Below are some records; retype all of them exactly.
══════════
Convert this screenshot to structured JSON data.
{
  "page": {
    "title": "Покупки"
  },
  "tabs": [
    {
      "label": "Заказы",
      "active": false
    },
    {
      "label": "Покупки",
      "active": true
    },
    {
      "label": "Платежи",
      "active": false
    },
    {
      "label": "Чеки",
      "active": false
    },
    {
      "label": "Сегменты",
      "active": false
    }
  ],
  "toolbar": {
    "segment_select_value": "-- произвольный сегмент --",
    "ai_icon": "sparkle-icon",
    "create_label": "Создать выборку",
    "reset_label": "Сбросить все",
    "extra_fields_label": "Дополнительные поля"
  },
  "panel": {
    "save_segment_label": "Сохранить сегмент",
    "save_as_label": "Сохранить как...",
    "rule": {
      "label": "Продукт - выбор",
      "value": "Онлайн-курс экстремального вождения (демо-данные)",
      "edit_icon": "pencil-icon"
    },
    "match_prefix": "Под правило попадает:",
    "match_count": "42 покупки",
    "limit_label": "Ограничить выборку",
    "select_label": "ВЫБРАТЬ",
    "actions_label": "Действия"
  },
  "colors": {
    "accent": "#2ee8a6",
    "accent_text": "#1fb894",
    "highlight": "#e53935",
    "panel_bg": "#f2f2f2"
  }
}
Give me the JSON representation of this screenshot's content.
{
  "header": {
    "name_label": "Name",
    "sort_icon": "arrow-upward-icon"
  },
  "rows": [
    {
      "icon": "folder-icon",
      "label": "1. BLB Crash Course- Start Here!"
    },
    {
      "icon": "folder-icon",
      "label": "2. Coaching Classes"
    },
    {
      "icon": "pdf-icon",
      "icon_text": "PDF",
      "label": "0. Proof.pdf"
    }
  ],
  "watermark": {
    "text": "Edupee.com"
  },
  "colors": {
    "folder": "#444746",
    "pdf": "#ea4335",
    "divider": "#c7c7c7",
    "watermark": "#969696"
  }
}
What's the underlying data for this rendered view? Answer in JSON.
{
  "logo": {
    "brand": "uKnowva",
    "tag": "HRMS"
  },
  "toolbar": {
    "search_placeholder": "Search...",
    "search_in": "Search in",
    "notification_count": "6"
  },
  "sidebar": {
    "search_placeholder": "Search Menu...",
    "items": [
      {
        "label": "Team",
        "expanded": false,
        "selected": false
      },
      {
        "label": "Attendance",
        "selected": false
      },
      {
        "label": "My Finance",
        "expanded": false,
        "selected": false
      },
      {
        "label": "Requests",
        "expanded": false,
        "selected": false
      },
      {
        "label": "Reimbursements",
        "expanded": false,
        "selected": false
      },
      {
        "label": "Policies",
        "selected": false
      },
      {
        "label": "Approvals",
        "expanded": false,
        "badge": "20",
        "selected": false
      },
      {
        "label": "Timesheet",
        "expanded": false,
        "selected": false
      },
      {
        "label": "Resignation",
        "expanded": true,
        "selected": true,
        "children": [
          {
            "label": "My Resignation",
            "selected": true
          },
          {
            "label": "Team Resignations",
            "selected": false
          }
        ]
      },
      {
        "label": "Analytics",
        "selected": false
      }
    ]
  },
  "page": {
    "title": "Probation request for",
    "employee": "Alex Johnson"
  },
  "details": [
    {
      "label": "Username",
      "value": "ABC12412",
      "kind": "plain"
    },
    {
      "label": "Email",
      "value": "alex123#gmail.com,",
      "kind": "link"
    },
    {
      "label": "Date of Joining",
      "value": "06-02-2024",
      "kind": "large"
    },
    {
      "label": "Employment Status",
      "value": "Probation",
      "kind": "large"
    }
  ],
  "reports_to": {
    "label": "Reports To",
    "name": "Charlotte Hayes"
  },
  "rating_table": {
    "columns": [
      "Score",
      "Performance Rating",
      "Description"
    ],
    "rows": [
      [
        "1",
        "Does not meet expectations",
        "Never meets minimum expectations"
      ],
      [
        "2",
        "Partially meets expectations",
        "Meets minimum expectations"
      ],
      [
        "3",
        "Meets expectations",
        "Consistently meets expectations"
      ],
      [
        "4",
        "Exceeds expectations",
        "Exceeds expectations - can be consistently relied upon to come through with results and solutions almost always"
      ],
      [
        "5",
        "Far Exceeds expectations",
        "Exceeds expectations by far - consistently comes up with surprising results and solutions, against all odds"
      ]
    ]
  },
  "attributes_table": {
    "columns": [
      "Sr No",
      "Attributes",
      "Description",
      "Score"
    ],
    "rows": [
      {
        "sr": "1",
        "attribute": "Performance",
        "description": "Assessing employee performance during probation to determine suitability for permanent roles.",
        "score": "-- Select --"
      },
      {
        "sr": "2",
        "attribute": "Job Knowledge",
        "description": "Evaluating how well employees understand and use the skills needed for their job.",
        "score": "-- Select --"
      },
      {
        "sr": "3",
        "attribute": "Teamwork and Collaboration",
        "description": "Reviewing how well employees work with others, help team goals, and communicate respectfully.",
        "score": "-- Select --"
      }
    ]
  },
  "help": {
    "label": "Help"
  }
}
══════════
Complete response:
Convert this screenshot to structured JSON data.
{
  "page": {
    "title": "Покупки"
  },
  "tabs": [
    {
      "label": "Заказы",
      "active": false
    },
    {
      "label": "Покупки",
      "active": true
    },
    {
      "label": "Платежи",
      "active": false
    },
    {
      "label": "Чеки",
      "active": false
    },
    {
      "label": "Сегменты",
      "active": false
    }
  ],
  "toolbar": {
    "segment_select_value": "-- произвольный сегмент --",
    "ai_icon": "sparkle-icon",
    "create_label": "Создать выборку",
    "reset_label": "Сбросить все",
    "extra_fields_label": "Дополнительные поля"
  },
  "panel": {
    "save_segment_label": "Сохранить сегмент",
    "save_as_label": "Сохранить как...",
    "rule": {
      "label": "Продукт - выбор",
      "value": "Онлайн-курс экстремального вождения (демо-данные)",
      "edit_icon": "pencil-icon"
    },
    "match_prefix": "Под правило попадает:",
    "match_count": "42 покупки",
    "limit_label": "Ограничить выборку",
    "select_label": "ВЫБРАТЬ",
    "actions_label": "Действия"
  },
  "colors": {
    "accent": "#2ee8a6",
    "accent_text": "#1fb894",
    "highlight": "#e53935",
    "panel_bg": "#f2f2f2"
  }
}
Give me the JSON representation of this screenshot's content.
{
  "header": {
    "name_label": "Name",
    "sort_icon": "arrow-upward-icon"
  },
  "rows": [
    {
      "icon": "folder-icon",
      "label": "1. BLB Crash Course- Start Here!"
    },
    {
      "icon": "folder-icon",
      "label": "2. Coaching Classes"
    },
    {
      "icon": "pdf-icon",
      "icon_text": "PDF",
      "label": "0. Proof.pdf"
    }
  ],
  "watermark": {
    "text": "Edupee.com"
  },
  "colors": {
    "folder": "#444746",
    "pdf": "#ea4335",
    "divider": "#c7c7c7",
    "watermark": "#969696"
  }
}
What's the underlying data for this rendered view? Answer in JSON.
{
  "logo": {
    "brand": "uKnowva",
    "tag": "HRMS"
  },
  "toolbar": {
    "search_placeholder": "Search...",
    "search_in": "Search in",
    "notification_count": "6"
  },
  "sidebar": {
    "search_placeholder": "Search Menu...",
    "items": [
      {
        "label": "Team",
        "expanded": false,
        "selected": false
      },
      {
        "label": "Attendance",
        "selected": false
      },
      {
        "label": "My Finance",
        "expanded": false,
        "selected": false
      },
      {
        "label": "Requests",
        "expanded": false,
        "selected": false
      },
      {
        "label": "Reimbursements",
        "expanded": false,
        "selected": false
      },
      {
        "label": "Policies",
        "selected": false
      },
      {
        "label": "Approvals",
        "expanded": false,
        "badge": "20",
        "selected": false
      },
      {
        "label": "Timesheet",
        "expanded": false,
        "selected": false
      },
      {
        "label": "Resignation",
        "expanded": true,
        "selected": true,
        "children": [
          {
            "label": "My Resignation",
            "selected": true
          },
          {
            "label": "Team Resignations",
            "selected": false
          }
        ]
      },
      {
        "label": "Analytics",
        "selected": false
      }
    ]
  },
  "page": {
    "title": "Probation request for",
    "employee": "Alex Johnson"
  },
  "details": [
    {
      "label": "Username",
      "value": "ABC12412",
      "kind": "plain"
    },
    {
      "label": "Email",
      "value": "alex123#gmail.com,",
      "kind": "link"
    },
    {
      "label": "Date of Joining",
      "value": "06-02-2024",
      "kind": "large"
    },
    {
      "label": "Employment Status",
      "value": "Probation",
      "kind": "large"
    }
  ],
  "reports_to": {
    "label": "Reports To",
    "name": "Charlotte Hayes"
  },
  "rating_table": {
    "columns": [
      "Score",
      "Performance Rating",
      "Description"
    ],
    "rows": [
      [
        "1",
        "Does not meet expectations",
        "Never meets minimum expectations"
      ],
      [
        "2",
        "Partially meets expectations",
        "Meets minimum expectations"
      ],
      [
        "3",
        "Meets expectations",
        "Consistently meets expectations"
      ],
      [
        "4",
        "Exceeds expectations",
        "Exceeds expectations - can be consistently relied upon to come through with results and solutions almost always"
      ],
      [
        "5",
        "Far Exceeds expectations",
        "Exceeds expectations by far - consistently comes up with surprising results and solutions, against all odds"
      ]
    ]
  },
  "attributes_table": {
    "columns": [
      "Sr No",
      "Attributes",
      "Description",
      "Score"
    ],
    "rows": [
      {
        "sr": "1",
        "attribute": "Performance",
        "description": "Assessing employee performance during probation to determine suitability for permanent roles.",
        "score": "-- Select --"
      },
      {
        "sr": "2",
        "attribute": "Job Knowledge",
        "description": "Evaluating how well employees understand and use the skills needed for their job.",
        "score": "-- Select --"
      },
      {
        "sr": "3",
        "attribute": "Teamwork and Collaboration",
        "description": "Reviewing how well employees work with others, help team goals, and communicate respectfully.",
        "score": "-- Select --"
      }
    ]
  },
  "help": {
    "label": "Help"
  }
}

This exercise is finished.